**YOUR TASK**
Pictures stay out; everything else in the records below is copied exactly.

-- start of RECORD EXTRACTS --

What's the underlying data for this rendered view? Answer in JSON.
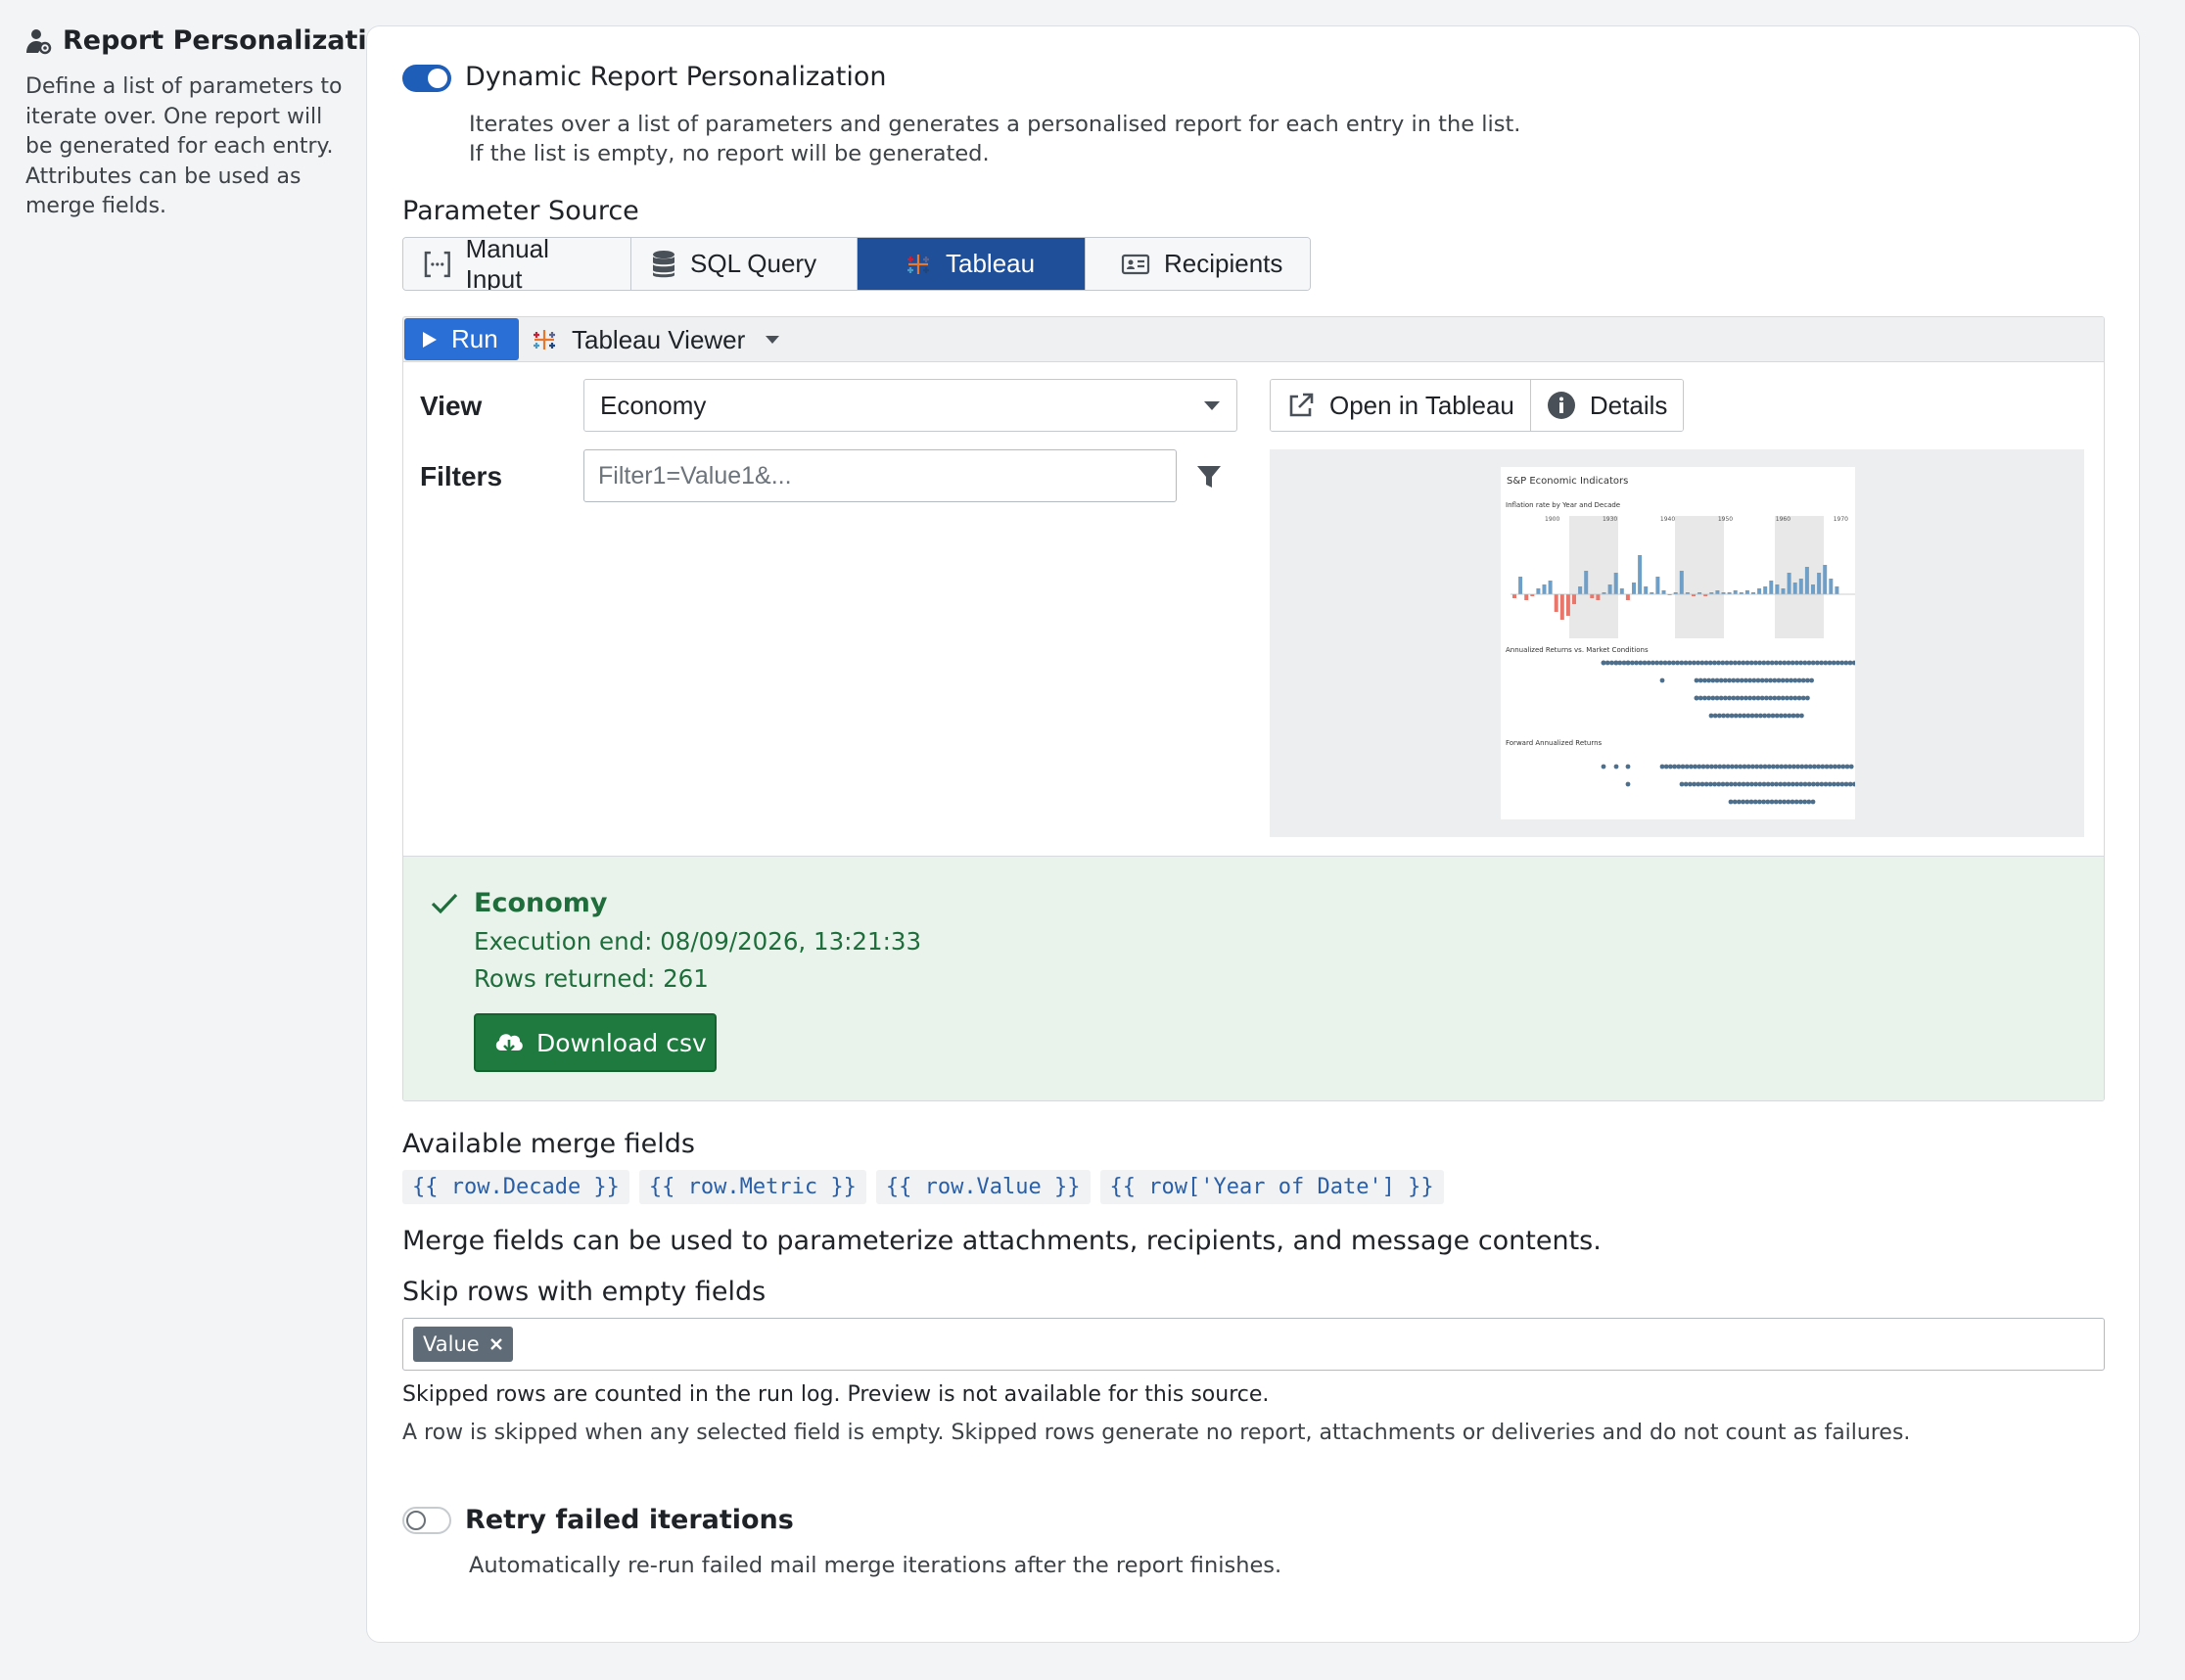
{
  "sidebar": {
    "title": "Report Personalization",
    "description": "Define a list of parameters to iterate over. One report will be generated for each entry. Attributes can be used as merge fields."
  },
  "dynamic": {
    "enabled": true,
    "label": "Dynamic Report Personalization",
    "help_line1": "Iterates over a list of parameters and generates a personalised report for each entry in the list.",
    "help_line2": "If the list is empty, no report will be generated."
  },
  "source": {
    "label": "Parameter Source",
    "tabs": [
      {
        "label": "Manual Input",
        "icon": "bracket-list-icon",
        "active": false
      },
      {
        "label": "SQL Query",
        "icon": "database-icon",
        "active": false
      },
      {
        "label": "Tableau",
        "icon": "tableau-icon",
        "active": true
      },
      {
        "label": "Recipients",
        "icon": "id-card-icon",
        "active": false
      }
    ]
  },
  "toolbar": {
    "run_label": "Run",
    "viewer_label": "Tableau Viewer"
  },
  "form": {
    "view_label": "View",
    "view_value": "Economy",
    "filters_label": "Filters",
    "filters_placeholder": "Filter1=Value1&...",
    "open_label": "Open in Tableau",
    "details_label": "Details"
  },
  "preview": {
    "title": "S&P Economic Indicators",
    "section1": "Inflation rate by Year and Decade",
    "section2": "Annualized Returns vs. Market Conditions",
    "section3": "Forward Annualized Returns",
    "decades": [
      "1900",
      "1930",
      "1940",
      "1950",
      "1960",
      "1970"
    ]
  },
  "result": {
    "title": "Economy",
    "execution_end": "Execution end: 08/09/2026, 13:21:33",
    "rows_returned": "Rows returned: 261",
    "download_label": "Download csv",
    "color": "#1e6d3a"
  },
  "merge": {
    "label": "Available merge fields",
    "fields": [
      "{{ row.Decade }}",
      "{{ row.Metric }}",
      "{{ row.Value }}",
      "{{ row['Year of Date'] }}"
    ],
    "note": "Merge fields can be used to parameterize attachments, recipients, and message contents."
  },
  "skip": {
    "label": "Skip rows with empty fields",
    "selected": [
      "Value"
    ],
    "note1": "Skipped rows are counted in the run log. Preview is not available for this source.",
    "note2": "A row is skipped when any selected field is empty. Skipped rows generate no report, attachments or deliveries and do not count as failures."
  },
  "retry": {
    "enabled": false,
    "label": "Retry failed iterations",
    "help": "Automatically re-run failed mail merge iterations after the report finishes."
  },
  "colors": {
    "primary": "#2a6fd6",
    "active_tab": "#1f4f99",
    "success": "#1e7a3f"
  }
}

-- end of RECORD EXTRACTS --

**EXERCISE RESPONSE**
What's the underlying data for this rendered view? Answer in JSON.
{
  "sidebar": {
    "title": "Report Personalization",
    "description": "Define a list of parameters to iterate over. One report will be generated for each entry. Attributes can be used as merge fields."
  },
  "dynamic": {
    "enabled": true,
    "label": "Dynamic Report Personalization",
    "help_line1": "Iterates over a list of parameters and generates a personalised report for each entry in the list.",
    "help_line2": "If the list is empty, no report will be generated."
  },
  "source": {
    "label": "Parameter Source",
    "tabs": [
      {
        "label": "Manual Input",
        "icon": "bracket-list-icon",
        "active": false
      },
      {
        "label": "SQL Query",
        "icon": "database-icon",
        "active": false
      },
      {
        "label": "Tableau",
        "icon": "tableau-icon",
        "active": true
      },
      {
        "label": "Recipients",
        "icon": "id-card-icon",
        "active": false
      }
    ]
  },
  "toolbar": {
    "run_label": "Run",
    "viewer_label": "Tableau Viewer"
  },
  "form": {
    "view_label": "View",
    "view_value": "Economy",
    "filters_label": "Filters",
    "filters_placeholder": "Filter1=Value1&...",
    "open_label": "Open in Tableau",
    "details_label": "Details"
  },
  "preview": {
    "title": "S&P Economic Indicators",
    "section1": "Inflation rate by Year and Decade",
    "section2": "Annualized Returns vs. Market Conditions",
    "section3": "Forward Annualized Returns",
    "decades": [
      "1900",
      "1930",
      "1940",
      "1950",
      "1960",
      "1970"
    ]
  },
  "result": {
    "title": "Economy",
    "execution_end": "Execution end: 08/09/2026, 13:21:33",
    "rows_returned": "Rows returned: 261",
    "download_label": "Download csv",
    "color": "#1e6d3a"
  },
  "merge": {
    "label": "Available merge fields",
    "fields": [
      "{{ row.Decade }}",
      "{{ row.Metric }}",
      "{{ row.Value }}",
      "{{ row['Year of Date'] }}"
    ],
    "note": "Merge fields can be used to parameterize attachments, recipients, and message contents."
  },
  "skip": {
    "label": "Skip rows with empty fields",
    "selected": [
      "Value"
    ],
    "note1": "Skipped rows are counted in the run log. Preview is not available for this source.",
    "note2": "A row is skipped when any selected field is empty. Skipped rows generate no report, attachments or deliveries and do not count as failures."
  },
  "retry": {
    "enabled": false,
    "label": "Retry failed iterations",
    "help": "Automatically re-run failed mail merge iterations after the report finishes."
  },
  "colors": {
    "primary": "#2a6fd6",
    "active_tab": "#1f4f99",
    "success": "#1e7a3f"
  }
}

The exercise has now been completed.